[Available records start]

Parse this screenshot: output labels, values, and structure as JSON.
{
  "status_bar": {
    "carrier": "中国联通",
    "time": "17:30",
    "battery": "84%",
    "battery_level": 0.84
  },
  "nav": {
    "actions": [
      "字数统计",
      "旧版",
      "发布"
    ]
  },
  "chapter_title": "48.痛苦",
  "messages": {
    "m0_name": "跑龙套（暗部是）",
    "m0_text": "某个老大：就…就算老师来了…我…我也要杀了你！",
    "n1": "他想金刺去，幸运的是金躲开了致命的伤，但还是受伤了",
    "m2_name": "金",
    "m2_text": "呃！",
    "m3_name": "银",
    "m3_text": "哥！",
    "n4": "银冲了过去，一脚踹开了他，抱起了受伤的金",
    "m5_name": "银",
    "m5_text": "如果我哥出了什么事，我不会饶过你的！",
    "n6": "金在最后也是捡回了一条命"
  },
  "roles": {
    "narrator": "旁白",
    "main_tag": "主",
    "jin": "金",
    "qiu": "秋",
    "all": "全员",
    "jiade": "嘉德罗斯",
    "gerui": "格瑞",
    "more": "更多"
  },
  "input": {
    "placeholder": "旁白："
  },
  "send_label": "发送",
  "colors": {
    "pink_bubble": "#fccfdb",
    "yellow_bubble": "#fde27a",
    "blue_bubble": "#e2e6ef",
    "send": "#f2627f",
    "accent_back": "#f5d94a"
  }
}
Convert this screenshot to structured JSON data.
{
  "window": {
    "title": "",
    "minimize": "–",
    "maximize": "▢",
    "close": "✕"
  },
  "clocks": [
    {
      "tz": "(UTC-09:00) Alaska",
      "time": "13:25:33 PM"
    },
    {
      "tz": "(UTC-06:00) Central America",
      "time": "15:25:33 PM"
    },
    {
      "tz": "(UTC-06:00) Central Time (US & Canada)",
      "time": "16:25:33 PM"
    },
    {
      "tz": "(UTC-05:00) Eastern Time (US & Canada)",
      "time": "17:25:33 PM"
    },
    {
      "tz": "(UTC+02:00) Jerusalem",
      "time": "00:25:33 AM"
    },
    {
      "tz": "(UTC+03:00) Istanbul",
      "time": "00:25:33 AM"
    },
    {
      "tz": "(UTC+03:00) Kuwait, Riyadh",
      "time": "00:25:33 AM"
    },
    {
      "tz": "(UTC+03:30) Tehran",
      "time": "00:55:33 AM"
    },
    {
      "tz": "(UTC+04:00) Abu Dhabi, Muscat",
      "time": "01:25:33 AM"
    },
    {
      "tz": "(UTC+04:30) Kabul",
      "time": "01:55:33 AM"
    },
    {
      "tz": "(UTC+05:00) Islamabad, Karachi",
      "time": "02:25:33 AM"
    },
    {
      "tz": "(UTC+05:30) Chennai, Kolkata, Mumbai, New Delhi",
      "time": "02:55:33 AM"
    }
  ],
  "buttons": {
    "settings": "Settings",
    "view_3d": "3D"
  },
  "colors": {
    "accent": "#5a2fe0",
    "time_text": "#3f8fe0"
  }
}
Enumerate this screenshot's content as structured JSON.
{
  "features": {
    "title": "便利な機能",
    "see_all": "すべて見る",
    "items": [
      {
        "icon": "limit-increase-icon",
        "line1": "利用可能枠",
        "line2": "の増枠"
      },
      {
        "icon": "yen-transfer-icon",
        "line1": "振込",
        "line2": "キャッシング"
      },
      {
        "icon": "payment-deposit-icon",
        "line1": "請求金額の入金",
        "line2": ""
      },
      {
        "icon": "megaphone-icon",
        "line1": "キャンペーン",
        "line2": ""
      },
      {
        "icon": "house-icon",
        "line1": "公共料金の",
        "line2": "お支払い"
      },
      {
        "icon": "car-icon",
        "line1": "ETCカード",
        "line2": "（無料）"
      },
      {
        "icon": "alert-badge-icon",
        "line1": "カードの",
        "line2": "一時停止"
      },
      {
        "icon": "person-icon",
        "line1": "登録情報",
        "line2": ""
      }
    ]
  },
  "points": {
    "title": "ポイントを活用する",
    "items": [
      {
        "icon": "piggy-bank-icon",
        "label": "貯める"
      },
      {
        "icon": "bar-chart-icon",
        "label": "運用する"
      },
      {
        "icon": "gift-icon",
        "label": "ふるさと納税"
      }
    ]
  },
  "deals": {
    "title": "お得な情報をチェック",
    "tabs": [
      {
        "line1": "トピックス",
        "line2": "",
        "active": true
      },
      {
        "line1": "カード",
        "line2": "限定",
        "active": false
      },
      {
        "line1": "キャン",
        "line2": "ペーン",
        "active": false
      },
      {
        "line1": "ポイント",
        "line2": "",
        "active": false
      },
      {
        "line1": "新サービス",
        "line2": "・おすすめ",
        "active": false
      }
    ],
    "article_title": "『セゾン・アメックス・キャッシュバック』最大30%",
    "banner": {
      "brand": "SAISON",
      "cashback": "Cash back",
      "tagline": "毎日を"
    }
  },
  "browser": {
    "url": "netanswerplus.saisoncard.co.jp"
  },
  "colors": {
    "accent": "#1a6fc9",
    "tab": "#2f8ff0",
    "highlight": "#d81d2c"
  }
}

[Available records end]

* Work required: Set down every line of the listing above again, exactly as given.

* Output of the task:
Parse this screenshot: output labels, values, and structure as JSON.
{
  "status_bar": {
    "carrier": "中国联通",
    "time": "17:30",
    "battery": "84%",
    "battery_level": 0.84
  },
  "nav": {
    "actions": [
      "字数统计",
      "旧版",
      "发布"
    ]
  },
  "chapter_title": "48.痛苦",
  "messages": {
    "m0_name": "跑龙套（暗部是）",
    "m0_text": "某个老大：就…就算老师来了…我…我也要杀了你！",
    "n1": "他想金刺去，幸运的是金躲开了致命的伤，但还是受伤了",
    "m2_name": "金",
    "m2_text": "呃！",
    "m3_name": "银",
    "m3_text": "哥！",
    "n4": "银冲了过去，一脚踹开了他，抱起了受伤的金",
    "m5_name": "银",
    "m5_text": "如果我哥出了什么事，我不会饶过你的！",
    "n6": "金在最后也是捡回了一条命"
  },
  "roles": {
    "narrator": "旁白",
    "main_tag": "主",
    "jin": "金",
    "qiu": "秋",
    "all": "全员",
    "jiade": "嘉德罗斯",
    "gerui": "格瑞",
    "more": "更多"
  },
  "input": {
    "placeholder": "旁白："
  },
  "send_label": "发送",
  "colors": {
    "pink_bubble": "#fccfdb",
    "yellow_bubble": "#fde27a",
    "blue_bubble": "#e2e6ef",
    "send": "#f2627f",
    "accent_back": "#f5d94a"
  }
}
Convert this screenshot to structured JSON data.
{
  "window": {
    "title": "",
    "minimize": "–",
    "maximize": "▢",
    "close": "✕"
  },
  "clocks": [
    {
      "tz": "(UTC-09:00) Alaska",
      "time": "13:25:33 PM"
    },
    {
      "tz": "(UTC-06:00) Central America",
      "time": "15:25:33 PM"
    },
    {
      "tz": "(UTC-06:00) Central Time (US & Canada)",
      "time": "16:25:33 PM"
    },
    {
      "tz": "(UTC-05:00) Eastern Time (US & Canada)",
      "time": "17:25:33 PM"
    },
    {
      "tz": "(UTC+02:00) Jerusalem",
      "time": "00:25:33 AM"
    },
    {
      "tz": "(UTC+03:00) Istanbul",
      "time": "00:25:33 AM"
    },
    {
      "tz": "(UTC+03:00) Kuwait, Riyadh",
      "time": "00:25:33 AM"
    },
    {
      "tz": "(UTC+03:30) Tehran",
      "time": "00:55:33 AM"
    },
    {
      "tz": "(UTC+04:00) Abu Dhabi, Muscat",
      "time": "01:25:33 AM"
    },
    {
      "tz": "(UTC+04:30) Kabul",
      "time": "01:55:33 AM"
    },
    {
      "tz": "(UTC+05:00) Islamabad, Karachi",
      "time": "02:25:33 AM"
    },
    {
      "tz": "(UTC+05:30) Chennai, Kolkata, Mumbai, New Delhi",
      "time": "02:55:33 AM"
    }
  ],
  "buttons": {
    "settings": "Settings",
    "view_3d": "3D"
  },
  "colors": {
    "accent": "#5a2fe0",
    "time_text": "#3f8fe0"
  }
}
Enumerate this screenshot's content as structured JSON.
{
  "features": {
    "title": "便利な機能",
    "see_all": "すべて見る",
    "items": [
      {
        "icon": "limit-increase-icon",
        "line1": "利用可能枠",
        "line2": "の増枠"
      },
      {
        "icon": "yen-transfer-icon",
        "line1": "振込",
        "line2": "キャッシング"
      },
      {
        "icon": "payment-deposit-icon",
        "line1": "請求金額の入金",
        "line2": ""
      },
      {
        "icon": "megaphone-icon",
        "line1": "キャンペーン",
        "line2": ""
      },
      {
        "icon": "house-icon",
        "line1": "公共料金の",
        "line2": "お支払い"
      },
      {
        "icon": "car-icon",
        "line1": "ETCカード",
        "line2": "（無料）"
      },
      {
        "icon": "alert-badge-icon",
        "line1": "カードの",
        "line2": "一時停止"
      },
      {
        "icon": "person-icon",
        "line1": "登録情報",
        "line2": ""
      }
    ]
  },
  "points": {
    "title": "ポイントを活用する",
    "items": [
      {
        "icon": "piggy-bank-icon",
        "label": "貯める"
      },
      {
        "icon": "bar-chart-icon",
        "label": "運用する"
      },
      {
        "icon": "gift-icon",
        "label": "ふるさと納税"
      }
    ]
  },
  "deals": {
    "title": "お得な情報をチェック",
    "tabs": [
      {
        "line1": "トピックス",
        "line2": "",
        "active": true
      },
      {
        "line1": "カード",
        "line2": "限定",
        "active": false
      },
      {
        "line1": "キャン",
        "line2": "ペーン",
        "active": false
      },
      {
        "line1": "ポイント",
        "line2": "",
        "active": false
      },
      {
        "line1": "新サービス",
        "line2": "・おすすめ",
        "active": false
      }
    ],
    "article_title": "『セゾン・アメックス・キャッシュバック』最大30%",
    "banner": {
      "brand": "SAISON",
      "cashback": "Cash back",
      "tagline": "毎日を"
    }
  },
  "browser": {
    "url": "netanswerplus.saisoncard.co.jp"
  },
  "colors": {
    "accent": "#1a6fc9",
    "tab": "#2f8ff0",
    "highlight": "#d81d2c"
  }
}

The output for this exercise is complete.